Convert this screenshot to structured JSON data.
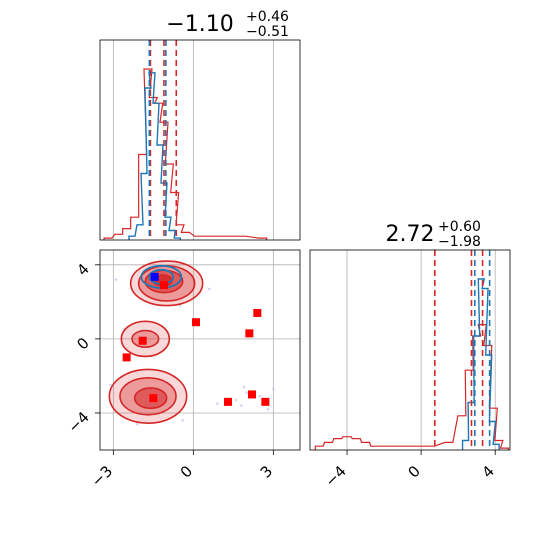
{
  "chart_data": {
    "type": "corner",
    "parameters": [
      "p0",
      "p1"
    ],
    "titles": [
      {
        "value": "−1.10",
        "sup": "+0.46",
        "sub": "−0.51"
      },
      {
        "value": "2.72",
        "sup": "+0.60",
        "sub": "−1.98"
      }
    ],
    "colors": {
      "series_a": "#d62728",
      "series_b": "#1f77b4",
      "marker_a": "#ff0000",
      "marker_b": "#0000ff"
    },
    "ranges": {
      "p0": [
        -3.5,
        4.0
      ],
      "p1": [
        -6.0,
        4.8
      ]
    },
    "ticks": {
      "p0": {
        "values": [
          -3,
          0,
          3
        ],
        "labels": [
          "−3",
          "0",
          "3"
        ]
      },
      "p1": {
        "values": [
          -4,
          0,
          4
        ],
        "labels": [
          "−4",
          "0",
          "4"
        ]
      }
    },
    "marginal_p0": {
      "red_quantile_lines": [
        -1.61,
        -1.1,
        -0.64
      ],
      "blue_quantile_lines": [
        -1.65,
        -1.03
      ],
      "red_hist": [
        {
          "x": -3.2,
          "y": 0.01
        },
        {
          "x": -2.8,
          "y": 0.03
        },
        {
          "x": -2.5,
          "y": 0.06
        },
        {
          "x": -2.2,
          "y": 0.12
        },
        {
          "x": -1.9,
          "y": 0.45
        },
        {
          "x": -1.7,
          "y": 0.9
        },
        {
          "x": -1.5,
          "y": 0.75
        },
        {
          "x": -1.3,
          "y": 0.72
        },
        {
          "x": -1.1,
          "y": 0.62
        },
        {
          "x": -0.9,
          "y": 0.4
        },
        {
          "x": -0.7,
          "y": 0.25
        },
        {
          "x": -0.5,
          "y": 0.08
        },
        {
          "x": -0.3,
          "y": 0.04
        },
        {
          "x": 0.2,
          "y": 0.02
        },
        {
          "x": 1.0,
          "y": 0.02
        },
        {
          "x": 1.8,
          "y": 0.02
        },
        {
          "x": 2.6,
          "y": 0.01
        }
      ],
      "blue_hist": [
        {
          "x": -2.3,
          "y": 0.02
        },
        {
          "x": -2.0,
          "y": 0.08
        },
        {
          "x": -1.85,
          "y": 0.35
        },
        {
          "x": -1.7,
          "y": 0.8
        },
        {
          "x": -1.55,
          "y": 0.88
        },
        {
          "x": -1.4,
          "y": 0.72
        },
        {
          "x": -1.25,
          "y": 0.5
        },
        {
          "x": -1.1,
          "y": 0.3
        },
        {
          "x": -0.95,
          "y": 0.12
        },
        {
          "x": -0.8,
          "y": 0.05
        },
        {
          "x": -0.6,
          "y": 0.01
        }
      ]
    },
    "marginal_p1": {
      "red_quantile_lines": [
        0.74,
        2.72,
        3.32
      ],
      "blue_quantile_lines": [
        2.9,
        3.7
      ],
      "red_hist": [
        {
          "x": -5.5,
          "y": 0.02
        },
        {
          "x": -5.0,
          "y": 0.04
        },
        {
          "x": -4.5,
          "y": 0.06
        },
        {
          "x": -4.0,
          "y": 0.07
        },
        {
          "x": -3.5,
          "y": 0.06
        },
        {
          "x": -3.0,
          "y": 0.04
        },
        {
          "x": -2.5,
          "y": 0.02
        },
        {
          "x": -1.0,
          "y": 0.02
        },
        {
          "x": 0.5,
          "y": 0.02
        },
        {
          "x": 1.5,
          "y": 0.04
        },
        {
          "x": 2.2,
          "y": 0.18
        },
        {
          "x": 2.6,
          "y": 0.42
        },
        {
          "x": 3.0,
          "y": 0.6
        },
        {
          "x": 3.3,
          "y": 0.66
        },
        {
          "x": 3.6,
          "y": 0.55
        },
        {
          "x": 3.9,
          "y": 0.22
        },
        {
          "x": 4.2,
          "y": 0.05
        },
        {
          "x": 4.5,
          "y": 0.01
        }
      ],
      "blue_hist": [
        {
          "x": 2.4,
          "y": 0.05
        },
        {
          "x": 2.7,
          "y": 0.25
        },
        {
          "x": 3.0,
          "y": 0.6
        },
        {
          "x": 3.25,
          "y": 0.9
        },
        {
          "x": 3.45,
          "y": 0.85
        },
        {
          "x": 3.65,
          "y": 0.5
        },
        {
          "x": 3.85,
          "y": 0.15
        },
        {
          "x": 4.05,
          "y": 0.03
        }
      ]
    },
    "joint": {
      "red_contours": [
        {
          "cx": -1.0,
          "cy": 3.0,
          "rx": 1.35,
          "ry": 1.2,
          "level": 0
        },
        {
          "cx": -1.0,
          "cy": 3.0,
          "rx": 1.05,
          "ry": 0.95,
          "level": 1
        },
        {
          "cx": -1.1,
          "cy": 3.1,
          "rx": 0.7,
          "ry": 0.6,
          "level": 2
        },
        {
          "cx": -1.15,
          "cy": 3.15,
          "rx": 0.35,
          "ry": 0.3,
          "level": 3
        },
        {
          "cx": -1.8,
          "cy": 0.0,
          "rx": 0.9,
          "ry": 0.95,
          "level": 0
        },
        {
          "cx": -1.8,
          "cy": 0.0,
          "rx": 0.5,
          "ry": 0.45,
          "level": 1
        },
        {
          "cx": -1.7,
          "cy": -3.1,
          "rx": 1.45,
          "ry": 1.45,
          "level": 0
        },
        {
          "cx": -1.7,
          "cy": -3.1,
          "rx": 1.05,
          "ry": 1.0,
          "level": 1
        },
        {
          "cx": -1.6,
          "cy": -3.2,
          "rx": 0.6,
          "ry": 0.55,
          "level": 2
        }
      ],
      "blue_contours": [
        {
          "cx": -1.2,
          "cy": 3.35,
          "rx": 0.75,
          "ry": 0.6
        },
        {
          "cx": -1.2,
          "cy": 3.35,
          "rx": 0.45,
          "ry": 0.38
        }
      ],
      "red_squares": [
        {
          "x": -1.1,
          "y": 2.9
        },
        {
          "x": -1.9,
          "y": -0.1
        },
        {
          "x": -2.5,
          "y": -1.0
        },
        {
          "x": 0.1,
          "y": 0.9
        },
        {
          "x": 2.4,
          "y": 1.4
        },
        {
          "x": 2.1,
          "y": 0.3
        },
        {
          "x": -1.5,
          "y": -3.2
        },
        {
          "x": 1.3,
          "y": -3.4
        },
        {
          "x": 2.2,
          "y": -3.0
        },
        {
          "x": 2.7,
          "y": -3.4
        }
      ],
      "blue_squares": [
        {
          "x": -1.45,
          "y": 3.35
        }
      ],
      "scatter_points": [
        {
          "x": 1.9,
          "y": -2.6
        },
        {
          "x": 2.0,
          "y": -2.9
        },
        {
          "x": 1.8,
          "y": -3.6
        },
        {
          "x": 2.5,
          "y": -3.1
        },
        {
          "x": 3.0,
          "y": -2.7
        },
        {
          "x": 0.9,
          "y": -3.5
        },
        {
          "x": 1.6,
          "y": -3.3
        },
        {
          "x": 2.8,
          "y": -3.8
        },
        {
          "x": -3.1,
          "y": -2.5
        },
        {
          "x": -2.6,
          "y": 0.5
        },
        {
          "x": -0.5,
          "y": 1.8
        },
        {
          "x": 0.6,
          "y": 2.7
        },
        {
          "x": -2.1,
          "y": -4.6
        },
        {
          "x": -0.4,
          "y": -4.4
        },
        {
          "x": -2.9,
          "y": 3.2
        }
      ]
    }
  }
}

• Set task
Repeat the data exactly in full, omitting its pictures.

• Answer to the task
Convert this screenshot to structured JSON data.
{
  "chart_data": {
    "type": "corner",
    "parameters": [
      "p0",
      "p1"
    ],
    "titles": [
      {
        "value": "−1.10",
        "sup": "+0.46",
        "sub": "−0.51"
      },
      {
        "value": "2.72",
        "sup": "+0.60",
        "sub": "−1.98"
      }
    ],
    "colors": {
      "series_a": "#d62728",
      "series_b": "#1f77b4",
      "marker_a": "#ff0000",
      "marker_b": "#0000ff"
    },
    "ranges": {
      "p0": [
        -3.5,
        4.0
      ],
      "p1": [
        -6.0,
        4.8
      ]
    },
    "ticks": {
      "p0": {
        "values": [
          -3,
          0,
          3
        ],
        "labels": [
          "−3",
          "0",
          "3"
        ]
      },
      "p1": {
        "values": [
          -4,
          0,
          4
        ],
        "labels": [
          "−4",
          "0",
          "4"
        ]
      }
    },
    "marginal_p0": {
      "red_quantile_lines": [
        -1.61,
        -1.1,
        -0.64
      ],
      "blue_quantile_lines": [
        -1.65,
        -1.03
      ],
      "red_hist": [
        {
          "x": -3.2,
          "y": 0.01
        },
        {
          "x": -2.8,
          "y": 0.03
        },
        {
          "x": -2.5,
          "y": 0.06
        },
        {
          "x": -2.2,
          "y": 0.12
        },
        {
          "x": -1.9,
          "y": 0.45
        },
        {
          "x": -1.7,
          "y": 0.9
        },
        {
          "x": -1.5,
          "y": 0.75
        },
        {
          "x": -1.3,
          "y": 0.72
        },
        {
          "x": -1.1,
          "y": 0.62
        },
        {
          "x": -0.9,
          "y": 0.4
        },
        {
          "x": -0.7,
          "y": 0.25
        },
        {
          "x": -0.5,
          "y": 0.08
        },
        {
          "x": -0.3,
          "y": 0.04
        },
        {
          "x": 0.2,
          "y": 0.02
        },
        {
          "x": 1.0,
          "y": 0.02
        },
        {
          "x": 1.8,
          "y": 0.02
        },
        {
          "x": 2.6,
          "y": 0.01
        }
      ],
      "blue_hist": [
        {
          "x": -2.3,
          "y": 0.02
        },
        {
          "x": -2.0,
          "y": 0.08
        },
        {
          "x": -1.85,
          "y": 0.35
        },
        {
          "x": -1.7,
          "y": 0.8
        },
        {
          "x": -1.55,
          "y": 0.88
        },
        {
          "x": -1.4,
          "y": 0.72
        },
        {
          "x": -1.25,
          "y": 0.5
        },
        {
          "x": -1.1,
          "y": 0.3
        },
        {
          "x": -0.95,
          "y": 0.12
        },
        {
          "x": -0.8,
          "y": 0.05
        },
        {
          "x": -0.6,
          "y": 0.01
        }
      ]
    },
    "marginal_p1": {
      "red_quantile_lines": [
        0.74,
        2.72,
        3.32
      ],
      "blue_quantile_lines": [
        2.9,
        3.7
      ],
      "red_hist": [
        {
          "x": -5.5,
          "y": 0.02
        },
        {
          "x": -5.0,
          "y": 0.04
        },
        {
          "x": -4.5,
          "y": 0.06
        },
        {
          "x": -4.0,
          "y": 0.07
        },
        {
          "x": -3.5,
          "y": 0.06
        },
        {
          "x": -3.0,
          "y": 0.04
        },
        {
          "x": -2.5,
          "y": 0.02
        },
        {
          "x": -1.0,
          "y": 0.02
        },
        {
          "x": 0.5,
          "y": 0.02
        },
        {
          "x": 1.5,
          "y": 0.04
        },
        {
          "x": 2.2,
          "y": 0.18
        },
        {
          "x": 2.6,
          "y": 0.42
        },
        {
          "x": 3.0,
          "y": 0.6
        },
        {
          "x": 3.3,
          "y": 0.66
        },
        {
          "x": 3.6,
          "y": 0.55
        },
        {
          "x": 3.9,
          "y": 0.22
        },
        {
          "x": 4.2,
          "y": 0.05
        },
        {
          "x": 4.5,
          "y": 0.01
        }
      ],
      "blue_hist": [
        {
          "x": 2.4,
          "y": 0.05
        },
        {
          "x": 2.7,
          "y": 0.25
        },
        {
          "x": 3.0,
          "y": 0.6
        },
        {
          "x": 3.25,
          "y": 0.9
        },
        {
          "x": 3.45,
          "y": 0.85
        },
        {
          "x": 3.65,
          "y": 0.5
        },
        {
          "x": 3.85,
          "y": 0.15
        },
        {
          "x": 4.05,
          "y": 0.03
        }
      ]
    },
    "joint": {
      "red_contours": [
        {
          "cx": -1.0,
          "cy": 3.0,
          "rx": 1.35,
          "ry": 1.2,
          "level": 0
        },
        {
          "cx": -1.0,
          "cy": 3.0,
          "rx": 1.05,
          "ry": 0.95,
          "level": 1
        },
        {
          "cx": -1.1,
          "cy": 3.1,
          "rx": 0.7,
          "ry": 0.6,
          "level": 2
        },
        {
          "cx": -1.15,
          "cy": 3.15,
          "rx": 0.35,
          "ry": 0.3,
          "level": 3
        },
        {
          "cx": -1.8,
          "cy": 0.0,
          "rx": 0.9,
          "ry": 0.95,
          "level": 0
        },
        {
          "cx": -1.8,
          "cy": 0.0,
          "rx": 0.5,
          "ry": 0.45,
          "level": 1
        },
        {
          "cx": -1.7,
          "cy": -3.1,
          "rx": 1.45,
          "ry": 1.45,
          "level": 0
        },
        {
          "cx": -1.7,
          "cy": -3.1,
          "rx": 1.05,
          "ry": 1.0,
          "level": 1
        },
        {
          "cx": -1.6,
          "cy": -3.2,
          "rx": 0.6,
          "ry": 0.55,
          "level": 2
        }
      ],
      "blue_contours": [
        {
          "cx": -1.2,
          "cy": 3.35,
          "rx": 0.75,
          "ry": 0.6
        },
        {
          "cx": -1.2,
          "cy": 3.35,
          "rx": 0.45,
          "ry": 0.38
        }
      ],
      "red_squares": [
        {
          "x": -1.1,
          "y": 2.9
        },
        {
          "x": -1.9,
          "y": -0.1
        },
        {
          "x": -2.5,
          "y": -1.0
        },
        {
          "x": 0.1,
          "y": 0.9
        },
        {
          "x": 2.4,
          "y": 1.4
        },
        {
          "x": 2.1,
          "y": 0.3
        },
        {
          "x": -1.5,
          "y": -3.2
        },
        {
          "x": 1.3,
          "y": -3.4
        },
        {
          "x": 2.2,
          "y": -3.0
        },
        {
          "x": 2.7,
          "y": -3.4
        }
      ],
      "blue_squares": [
        {
          "x": -1.45,
          "y": 3.35
        }
      ],
      "scatter_points": [
        {
          "x": 1.9,
          "y": -2.6
        },
        {
          "x": 2.0,
          "y": -2.9
        },
        {
          "x": 1.8,
          "y": -3.6
        },
        {
          "x": 2.5,
          "y": -3.1
        },
        {
          "x": 3.0,
          "y": -2.7
        },
        {
          "x": 0.9,
          "y": -3.5
        },
        {
          "x": 1.6,
          "y": -3.3
        },
        {
          "x": 2.8,
          "y": -3.8
        },
        {
          "x": -3.1,
          "y": -2.5
        },
        {
          "x": -2.6,
          "y": 0.5
        },
        {
          "x": -0.5,
          "y": 1.8
        },
        {
          "x": 0.6,
          "y": 2.7
        },
        {
          "x": -2.1,
          "y": -4.6
        },
        {
          "x": -0.4,
          "y": -4.4
        },
        {
          "x": -2.9,
          "y": 3.2
        }
      ]
    }
  }
}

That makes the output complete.